• [DATASET RECORDS]:
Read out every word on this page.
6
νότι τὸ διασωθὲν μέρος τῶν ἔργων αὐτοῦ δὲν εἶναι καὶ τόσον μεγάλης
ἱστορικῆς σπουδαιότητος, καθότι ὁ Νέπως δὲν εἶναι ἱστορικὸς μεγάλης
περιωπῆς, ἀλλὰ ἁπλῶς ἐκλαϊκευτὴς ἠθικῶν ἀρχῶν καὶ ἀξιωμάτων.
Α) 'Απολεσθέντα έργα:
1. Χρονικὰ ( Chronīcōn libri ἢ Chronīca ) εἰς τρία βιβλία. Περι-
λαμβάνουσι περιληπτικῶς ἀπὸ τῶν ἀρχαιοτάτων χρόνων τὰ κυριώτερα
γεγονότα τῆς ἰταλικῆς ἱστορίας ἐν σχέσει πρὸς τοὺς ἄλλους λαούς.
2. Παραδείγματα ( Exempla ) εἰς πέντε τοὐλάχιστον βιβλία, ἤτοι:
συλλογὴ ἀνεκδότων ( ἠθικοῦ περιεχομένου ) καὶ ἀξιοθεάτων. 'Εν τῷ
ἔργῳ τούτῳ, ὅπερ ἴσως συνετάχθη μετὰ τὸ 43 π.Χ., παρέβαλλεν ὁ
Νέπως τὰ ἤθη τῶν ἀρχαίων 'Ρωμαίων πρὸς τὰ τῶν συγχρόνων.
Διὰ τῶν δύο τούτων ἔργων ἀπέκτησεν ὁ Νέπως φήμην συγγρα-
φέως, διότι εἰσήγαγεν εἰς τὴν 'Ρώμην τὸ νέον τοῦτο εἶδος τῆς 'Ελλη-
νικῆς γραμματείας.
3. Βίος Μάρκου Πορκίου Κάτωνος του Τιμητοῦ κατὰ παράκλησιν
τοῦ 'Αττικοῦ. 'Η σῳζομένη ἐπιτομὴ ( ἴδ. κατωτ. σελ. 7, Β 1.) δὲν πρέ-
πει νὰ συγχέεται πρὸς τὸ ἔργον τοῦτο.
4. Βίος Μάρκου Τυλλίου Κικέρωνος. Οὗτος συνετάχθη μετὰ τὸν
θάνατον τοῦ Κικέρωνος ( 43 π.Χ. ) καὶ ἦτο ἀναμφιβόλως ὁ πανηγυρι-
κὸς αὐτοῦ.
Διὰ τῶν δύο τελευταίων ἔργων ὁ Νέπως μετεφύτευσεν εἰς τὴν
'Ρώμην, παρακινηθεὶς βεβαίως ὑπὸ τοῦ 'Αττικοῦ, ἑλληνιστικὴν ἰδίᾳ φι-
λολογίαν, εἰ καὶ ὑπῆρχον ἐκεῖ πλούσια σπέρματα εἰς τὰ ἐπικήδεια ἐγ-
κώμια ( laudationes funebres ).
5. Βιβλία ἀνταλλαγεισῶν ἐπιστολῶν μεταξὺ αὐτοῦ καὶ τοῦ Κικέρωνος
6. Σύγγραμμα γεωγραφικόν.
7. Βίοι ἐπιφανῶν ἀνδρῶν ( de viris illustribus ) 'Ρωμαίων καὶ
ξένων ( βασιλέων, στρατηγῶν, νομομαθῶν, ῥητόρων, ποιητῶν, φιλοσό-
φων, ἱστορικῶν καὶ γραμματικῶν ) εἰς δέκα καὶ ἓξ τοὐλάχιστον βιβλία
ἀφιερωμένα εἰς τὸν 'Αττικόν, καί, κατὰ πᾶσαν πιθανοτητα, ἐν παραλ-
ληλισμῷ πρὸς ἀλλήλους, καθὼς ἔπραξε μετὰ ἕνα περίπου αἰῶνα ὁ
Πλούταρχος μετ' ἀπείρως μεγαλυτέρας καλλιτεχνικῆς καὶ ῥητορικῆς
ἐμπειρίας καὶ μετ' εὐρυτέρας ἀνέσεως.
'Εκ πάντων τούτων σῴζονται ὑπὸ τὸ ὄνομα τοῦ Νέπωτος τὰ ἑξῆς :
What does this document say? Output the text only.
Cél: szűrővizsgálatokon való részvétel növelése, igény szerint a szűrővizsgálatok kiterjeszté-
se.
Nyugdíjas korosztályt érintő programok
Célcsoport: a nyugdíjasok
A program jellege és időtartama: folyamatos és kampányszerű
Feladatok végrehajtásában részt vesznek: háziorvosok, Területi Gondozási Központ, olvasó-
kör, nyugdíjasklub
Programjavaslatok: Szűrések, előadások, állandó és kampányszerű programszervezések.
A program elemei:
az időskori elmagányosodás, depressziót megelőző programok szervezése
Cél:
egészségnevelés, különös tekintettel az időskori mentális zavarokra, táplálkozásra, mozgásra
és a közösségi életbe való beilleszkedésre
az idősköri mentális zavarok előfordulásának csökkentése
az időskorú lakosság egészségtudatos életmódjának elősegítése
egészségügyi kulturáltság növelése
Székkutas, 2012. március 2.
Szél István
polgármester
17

• [GOAL]: Using the listing above, please repeat every entry exactly.

• [FINISHED ANSWER]:
Read out every word on this page.
6
νότι τὸ διασωθὲν μέρος τῶν ἔργων αὐτοῦ δὲν εἶναι καὶ τόσον μεγάλης
ἱστορικῆς σπουδαιότητος, καθότι ὁ Νέπως δὲν εἶναι ἱστορικὸς μεγάλης
περιωπῆς, ἀλλὰ ἁπλῶς ἐκλαϊκευτὴς ἠθικῶν ἀρχῶν καὶ ἀξιωμάτων.
Α) 'Απολεσθέντα έργα:
1. Χρονικὰ ( Chronīcōn libri ἢ Chronīca ) εἰς τρία βιβλία. Περι-
λαμβάνουσι περιληπτικῶς ἀπὸ τῶν ἀρχαιοτάτων χρόνων τὰ κυριώτερα
γεγονότα τῆς ἰταλικῆς ἱστορίας ἐν σχέσει πρὸς τοὺς ἄλλους λαούς.
2. Παραδείγματα ( Exempla ) εἰς πέντε τοὐλάχιστον βιβλία, ἤτοι:
συλλογὴ ἀνεκδότων ( ἠθικοῦ περιεχομένου ) καὶ ἀξιοθεάτων. 'Εν τῷ
ἔργῳ τούτῳ, ὅπερ ἴσως συνετάχθη μετὰ τὸ 43 π.Χ., παρέβαλλεν ὁ
Νέπως τὰ ἤθη τῶν ἀρχαίων 'Ρωμαίων πρὸς τὰ τῶν συγχρόνων.
Διὰ τῶν δύο τούτων ἔργων ἀπέκτησεν ὁ Νέπως φήμην συγγρα-
φέως, διότι εἰσήγαγεν εἰς τὴν 'Ρώμην τὸ νέον τοῦτο εἶδος τῆς 'Ελλη-
νικῆς γραμματείας.
3. Βίος Μάρκου Πορκίου Κάτωνος του Τιμητοῦ κατὰ παράκλησιν
τοῦ 'Αττικοῦ. 'Η σῳζομένη ἐπιτομὴ ( ἴδ. κατωτ. σελ. 7, Β 1.) δὲν πρέ-
πει νὰ συγχέεται πρὸς τὸ ἔργον τοῦτο.
4. Βίος Μάρκου Τυλλίου Κικέρωνος. Οὗτος συνετάχθη μετὰ τὸν
θάνατον τοῦ Κικέρωνος ( 43 π.Χ. ) καὶ ἦτο ἀναμφιβόλως ὁ πανηγυρι-
κὸς αὐτοῦ.
Διὰ τῶν δύο τελευταίων ἔργων ὁ Νέπως μετεφύτευσεν εἰς τὴν
'Ρώμην, παρακινηθεὶς βεβαίως ὑπὸ τοῦ 'Αττικοῦ, ἑλληνιστικὴν ἰδίᾳ φι-
λολογίαν, εἰ καὶ ὑπῆρχον ἐκεῖ πλούσια σπέρματα εἰς τὰ ἐπικήδεια ἐγ-
κώμια ( laudationes funebres ).
5. Βιβλία ἀνταλλαγεισῶν ἐπιστολῶν μεταξὺ αὐτοῦ καὶ τοῦ Κικέρωνος
6. Σύγγραμμα γεωγραφικόν.
7. Βίοι ἐπιφανῶν ἀνδρῶν ( de viris illustribus ) 'Ρωμαίων καὶ
ξένων ( βασιλέων, στρατηγῶν, νομομαθῶν, ῥητόρων, ποιητῶν, φιλοσό-
φων, ἱστορικῶν καὶ γραμματικῶν ) εἰς δέκα καὶ ἓξ τοὐλάχιστον βιβλία
ἀφιερωμένα εἰς τὸν 'Αττικόν, καί, κατὰ πᾶσαν πιθανοτητα, ἐν παραλ-
ληλισμῷ πρὸς ἀλλήλους, καθὼς ἔπραξε μετὰ ἕνα περίπου αἰῶνα ὁ
Πλούταρχος μετ' ἀπείρως μεγαλυτέρας καλλιτεχνικῆς καὶ ῥητορικῆς
ἐμπειρίας καὶ μετ' εὐρυτέρας ἀνέσεως.
'Εκ πάντων τούτων σῴζονται ὑπὸ τὸ ὄνομα τοῦ Νέπωτος τὰ ἑξῆς :
What does this document say? Output the text only.
Cél: szűrővizsgálatokon való részvétel növelése, igény szerint a szűrővizsgálatok kiterjeszté-
se.
Nyugdíjas korosztályt érintő programok
Célcsoport: a nyugdíjasok
A program jellege és időtartama: folyamatos és kampányszerű
Feladatok végrehajtásában részt vesznek: háziorvosok, Területi Gondozási Központ, olvasó-
kör, nyugdíjasklub
Programjavaslatok: Szűrések, előadások, állandó és kampányszerű programszervezések.
A program elemei:
az időskori elmagányosodás, depressziót megelőző programok szervezése
Cél:
egészségnevelés, különös tekintettel az időskori mentális zavarokra, táplálkozásra, mozgásra
és a közösségi életbe való beilleszkedésre
az idősköri mentális zavarok előfordulásának csökkentése
az időskorú lakosság egészségtudatos életmódjának elősegítése
egészségügyi kulturáltság növelése
Székkutas, 2012. március 2.
Szél István
polgármester
17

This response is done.